#### GIVEN INSTRUCTION:
Gather each line containing the string "Start" from these entries.

Saved data entries:
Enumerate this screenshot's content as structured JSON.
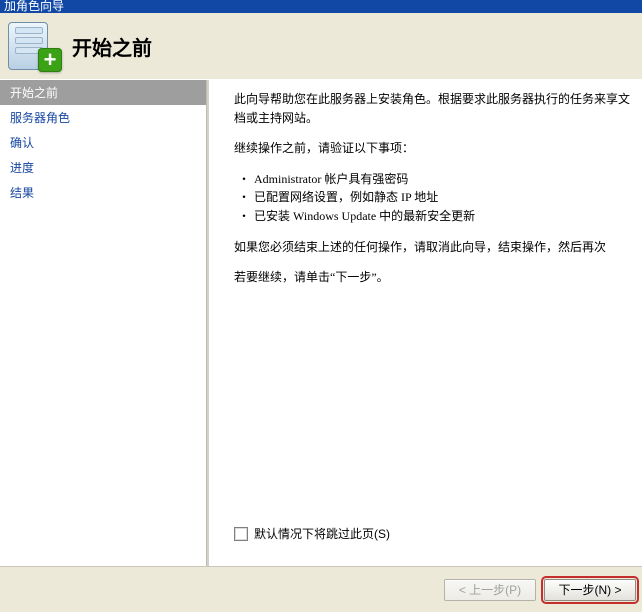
{
  "window": {
    "title_fragment": "加角色向导"
  },
  "header": {
    "title": "开始之前"
  },
  "sidebar": {
    "items": [
      {
        "label": "开始之前",
        "active": true
      },
      {
        "label": "服务器角色"
      },
      {
        "label": "确认"
      },
      {
        "label": "进度"
      },
      {
        "label": "结果"
      }
    ]
  },
  "content": {
    "intro": "此向导帮助您在此服务器上安装角色。根据要求此服务器执行的任务来享文档或主持网站。",
    "verify_heading": "继续操作之前，请验证以下事项：",
    "verify_items": [
      "Administrator 帐户具有强密码",
      "已配置网络设置，例如静态 IP 地址",
      "已安装 Windows Update 中的最新安全更新"
    ],
    "cancel_note": "如果您必须结束上述的任何操作，请取消此向导，结束操作，然后再次",
    "continue_note": "若要继续，请单击“下一步”。",
    "skip_checkbox_label": "默认情况下将跳过此页(S)"
  },
  "footer": {
    "prev": "< 上一步(P)",
    "next": "下一步(N) >"
  }
}
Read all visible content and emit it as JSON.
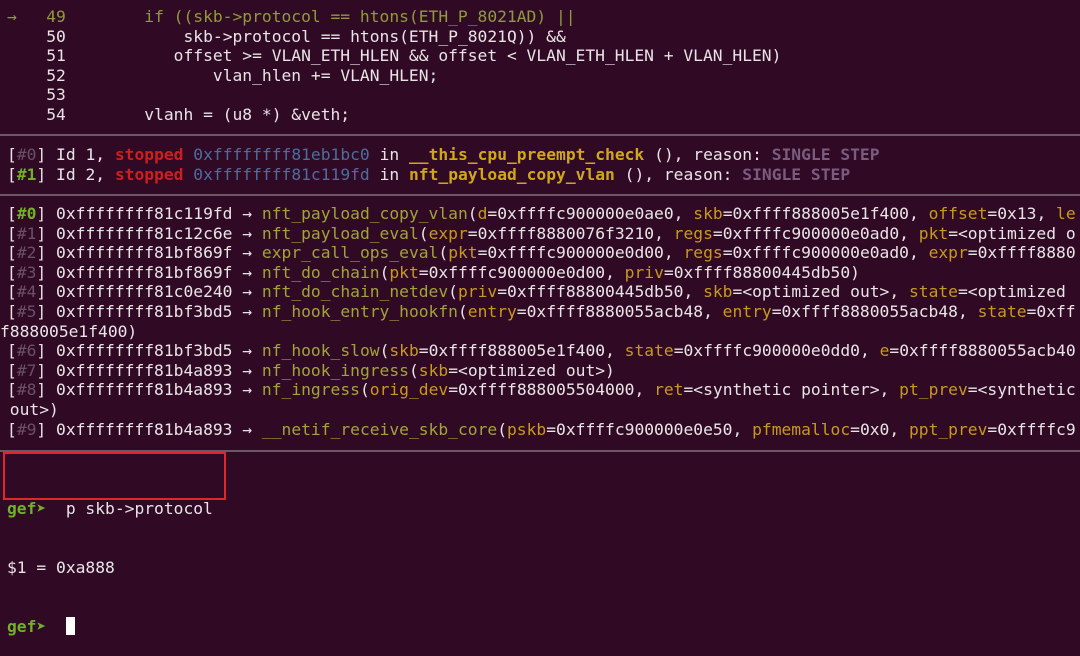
{
  "source": {
    "current_marker": "→",
    "lines": [
      {
        "num": "49",
        "code": "if ((skb->protocol == htons(ETH_P_8021AD) ||",
        "indent": "        ",
        "current": true
      },
      {
        "num": "50",
        "code": "skb->protocol == htons(ETH_P_8021Q)) &&",
        "indent": "            ",
        "current": false
      },
      {
        "num": "51",
        "code": "offset >= VLAN_ETH_HLEN && offset < VLAN_ETH_HLEN + VLAN_HLEN)",
        "indent": "           ",
        "current": false
      },
      {
        "num": "52",
        "code": "vlan_hlen += VLAN_HLEN;",
        "indent": "               ",
        "current": false
      },
      {
        "num": "53",
        "code": "",
        "indent": "",
        "current": false
      },
      {
        "num": "54",
        "code": "vlanh = (u8 *) &veth;",
        "indent": "        ",
        "current": false
      }
    ]
  },
  "threads": [
    {
      "index": "#0",
      "id": "Id 1,",
      "status": "stopped",
      "address": "0xffffffff81eb1bc0",
      "in": "in",
      "func": "__this_cpu_preempt_check",
      "suffix": "(), reason:",
      "reason": "SINGLE STEP"
    },
    {
      "index": "#1",
      "id": "Id 2,",
      "status": "stopped",
      "address": "0xffffffff81c119fd",
      "in": "in",
      "func": "nft_payload_copy_vlan",
      "suffix": "(), reason:",
      "reason": "SINGLE STEP"
    }
  ],
  "frames": [
    {
      "index": "#0",
      "address": "0xffffffff81c119fd",
      "arrow": "→",
      "func": "nft_payload_copy_vlan",
      "args": [
        {
          "name": "d",
          "value": "0xffffc900000e0ae0"
        },
        {
          "name": "skb",
          "value": "0xffff888005e1f400"
        },
        {
          "name": "offset",
          "value": "0x13"
        },
        {
          "name": "le",
          "value": ""
        }
      ]
    },
    {
      "index": "#1",
      "address": "0xffffffff81c12c6e",
      "arrow": "→",
      "func": "nft_payload_eval",
      "args": [
        {
          "name": "expr",
          "value": "0xffff8880076f3210"
        },
        {
          "name": "regs",
          "value": "0xffffc900000e0ad0"
        },
        {
          "name": "pkt",
          "value": "<optimized o"
        }
      ]
    },
    {
      "index": "#2",
      "address": "0xffffffff81bf869f",
      "arrow": "→",
      "func": "expr_call_ops_eval",
      "args": [
        {
          "name": "pkt",
          "value": "0xffffc900000e0d00"
        },
        {
          "name": "regs",
          "value": "0xffffc900000e0ad0"
        },
        {
          "name": "expr",
          "value": "0xffff8880"
        }
      ]
    },
    {
      "index": "#3",
      "address": "0xffffffff81bf869f",
      "arrow": "→",
      "func": "nft_do_chain",
      "args": [
        {
          "name": "pkt",
          "value": "0xffffc900000e0d00"
        },
        {
          "name": "priv",
          "value": "0xffff88800445db50)"
        }
      ]
    },
    {
      "index": "#4",
      "address": "0xffffffff81c0e240",
      "arrow": "→",
      "func": "nft_do_chain_netdev",
      "args": [
        {
          "name": "priv",
          "value": "0xffff88800445db50"
        },
        {
          "name": "skb",
          "value": "<optimized out>"
        },
        {
          "name": "state",
          "value": "<optimized"
        }
      ]
    },
    {
      "index": "#5",
      "address": "0xffffffff81bf3bd5",
      "arrow": "→",
      "func": "nf_hook_entry_hookfn",
      "args": [
        {
          "name": "entry",
          "value": "0xffff8880055acb48"
        },
        {
          "name": "entry",
          "value": "0xffff8880055acb48"
        },
        {
          "name": "state",
          "value": "0xff"
        }
      ],
      "continuation": "f888005e1f400)"
    },
    {
      "index": "#6",
      "address": "0xffffffff81bf3bd5",
      "arrow": "→",
      "func": "nf_hook_slow",
      "args": [
        {
          "name": "skb",
          "value": "0xffff888005e1f400"
        },
        {
          "name": "state",
          "value": "0xffffc900000e0dd0"
        },
        {
          "name": "e",
          "value": "0xffff8880055acb40"
        }
      ]
    },
    {
      "index": "#7",
      "address": "0xffffffff81b4a893",
      "arrow": "→",
      "func": "nf_hook_ingress",
      "args": [
        {
          "name": "skb",
          "value": "<optimized out>)"
        }
      ]
    },
    {
      "index": "#8",
      "address": "0xffffffff81b4a893",
      "arrow": "→",
      "func": "nf_ingress",
      "args": [
        {
          "name": "orig_dev",
          "value": "0xffff888005504000"
        },
        {
          "name": "ret",
          "value": "<synthetic pointer>"
        },
        {
          "name": "pt_prev",
          "value": "<synthetic"
        }
      ],
      "continuation": " out>)"
    },
    {
      "index": "#9",
      "address": "0xffffffff81b4a893",
      "arrow": "→",
      "func": "__netif_receive_skb_core",
      "args": [
        {
          "name": "pskb",
          "value": "0xffffc900000e0e50"
        },
        {
          "name": "pfmemalloc",
          "value": "0x0"
        },
        {
          "name": "ppt_prev",
          "value": "0xffffc9"
        }
      ]
    }
  ],
  "console": {
    "prompt": "gef➤",
    "command": "p skb->protocol",
    "result": "$1 = 0xa888",
    "highlight_color": "#e0262a"
  }
}
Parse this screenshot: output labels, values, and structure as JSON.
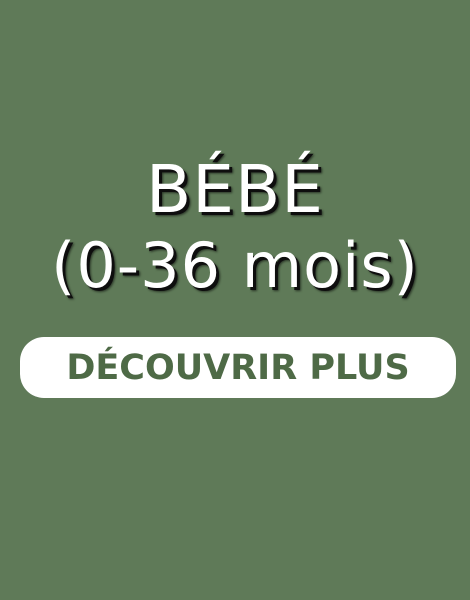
{
  "banner": {
    "title_line1": "BÉBÉ",
    "title_line2": "(0-36 mois)",
    "cta_label": "DÉCOUVRIR PLUS"
  },
  "colors": {
    "background": "#5f7a58",
    "title_text": "#ffffff",
    "title_shadow": "#0e0e0e",
    "button_bg": "#ffffff",
    "button_text": "#4e6a46"
  }
}
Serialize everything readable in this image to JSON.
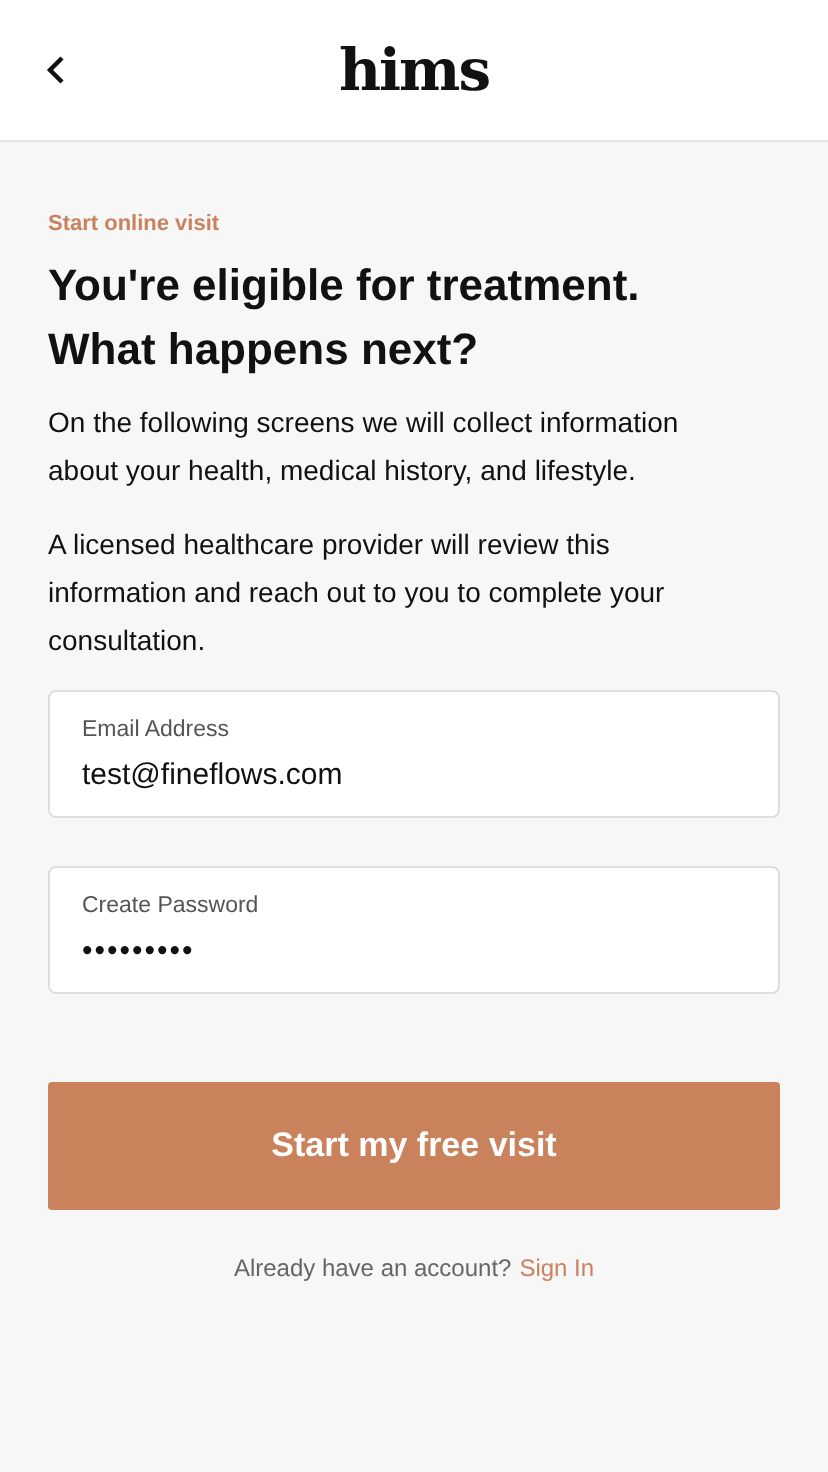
{
  "header": {
    "logo": "hims"
  },
  "eyebrow": "Start online visit",
  "heading": [
    "You're eligible for treatment.",
    "What happens next?"
  ],
  "paragraphs": [
    "On the following screens we will collect information about your health, medical history, and lifestyle.",
    "A licensed healthcare provider will review this information and reach out to you to complete your consultation."
  ],
  "fields": [
    {
      "label": "Email Address",
      "value": "test@fineflows.com",
      "kind": "text"
    },
    {
      "label": "Create Password",
      "value": "•••••••••",
      "kind": "password"
    }
  ],
  "submit_button": "Start my free visit",
  "footer": {
    "text": "Already have an account?",
    "link": "Sign In"
  }
}
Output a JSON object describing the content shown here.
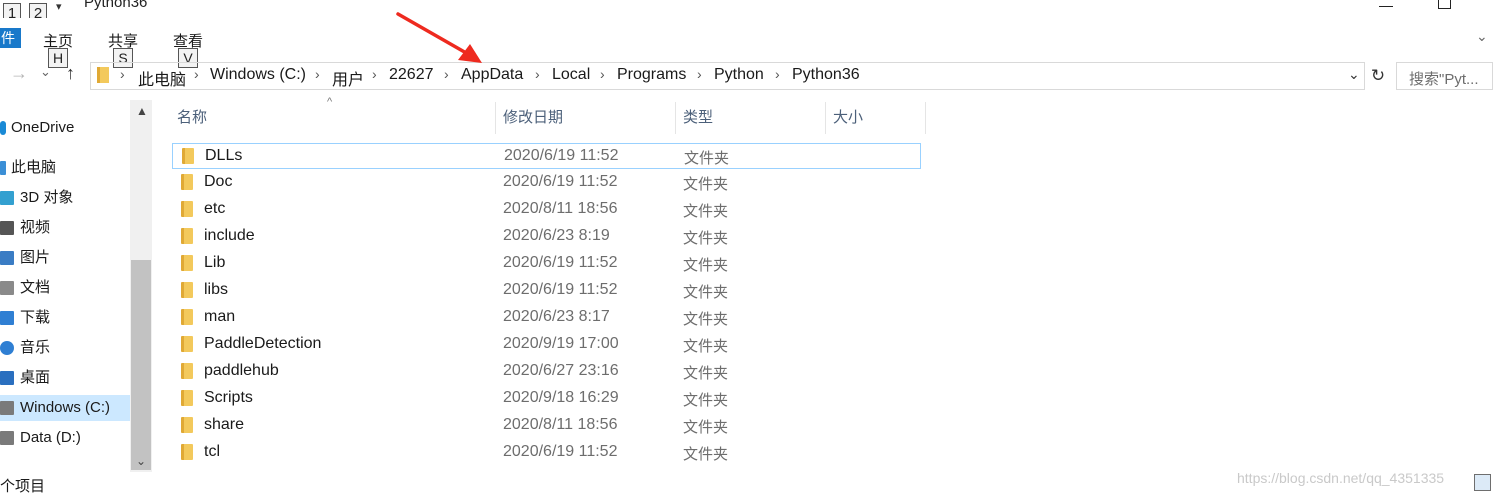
{
  "window": {
    "title": "Python36"
  },
  "quick_access": {
    "badges": [
      "1",
      "2"
    ],
    "dropdown_icon": "caret-down-icon"
  },
  "ribbon": {
    "file_tab_label": "件",
    "tabs": [
      {
        "label": "主页",
        "keytip": "H"
      },
      {
        "label": "共享",
        "keytip": "S"
      },
      {
        "label": "查看",
        "keytip": "V"
      }
    ]
  },
  "address": {
    "breadcrumbs": [
      "此电脑",
      "Windows (C:)",
      "用户",
      "22627",
      "AppData",
      "Local",
      "Programs",
      "Python",
      "Python36"
    ],
    "separator": "›"
  },
  "search": {
    "placeholder": "搜索\"Pyt..."
  },
  "nav_pane": {
    "items": [
      {
        "label": "OneDrive",
        "icon": "cloud-icon",
        "color": "#1a8ad6"
      },
      {
        "label": "此电脑",
        "icon": "computer-icon",
        "color": "#3b8fd6"
      },
      {
        "label": "3D 对象",
        "icon": "cube-icon",
        "color": "#33a0d0"
      },
      {
        "label": "视频",
        "icon": "film-icon",
        "color": "#555555"
      },
      {
        "label": "图片",
        "icon": "picture-icon",
        "color": "#3a7cc4"
      },
      {
        "label": "文档",
        "icon": "document-icon",
        "color": "#8a8a8a"
      },
      {
        "label": "下载",
        "icon": "download-arrow-icon",
        "color": "#2f7fd3"
      },
      {
        "label": "音乐",
        "icon": "music-note-icon",
        "color": "#2f7fd3"
      },
      {
        "label": "桌面",
        "icon": "desktop-icon",
        "color": "#2a6fbf"
      },
      {
        "label": "Windows (C:)",
        "icon": "drive-icon",
        "color": "#7a7a7a",
        "selected": true
      },
      {
        "label": "Data (D:)",
        "icon": "drive-icon",
        "color": "#7a7a7a"
      }
    ]
  },
  "columns": {
    "name": "名称",
    "date": "修改日期",
    "type": "类型",
    "size": "大小"
  },
  "files": [
    {
      "name": "DLLs",
      "date": "2020/6/19 11:52",
      "type": "文件夹"
    },
    {
      "name": "Doc",
      "date": "2020/6/19 11:52",
      "type": "文件夹"
    },
    {
      "name": "etc",
      "date": "2020/8/11 18:56",
      "type": "文件夹"
    },
    {
      "name": "include",
      "date": "2020/6/23 8:19",
      "type": "文件夹"
    },
    {
      "name": "Lib",
      "date": "2020/6/19 11:52",
      "type": "文件夹"
    },
    {
      "name": "libs",
      "date": "2020/6/19 11:52",
      "type": "文件夹"
    },
    {
      "name": "man",
      "date": "2020/6/23 8:17",
      "type": "文件夹"
    },
    {
      "name": "PaddleDetection",
      "date": "2020/9/19 17:00",
      "type": "文件夹"
    },
    {
      "name": "paddlehub",
      "date": "2020/6/27 23:16",
      "type": "文件夹"
    },
    {
      "name": "Scripts",
      "date": "2020/9/18 16:29",
      "type": "文件夹"
    },
    {
      "name": "share",
      "date": "2020/8/11 18:56",
      "type": "文件夹"
    },
    {
      "name": "tcl",
      "date": "2020/6/19 11:52",
      "type": "文件夹"
    }
  ],
  "status": {
    "text": "个项目"
  },
  "watermark": "https://blog.csdn.net/qq_4351335",
  "annotation": {
    "arrow_color": "#ee2a1f",
    "target": "AppData"
  }
}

#### RESULT OF THIS TASK:
  "eyebrow": "Start online visit",
  "submit_button": "Start my free visit",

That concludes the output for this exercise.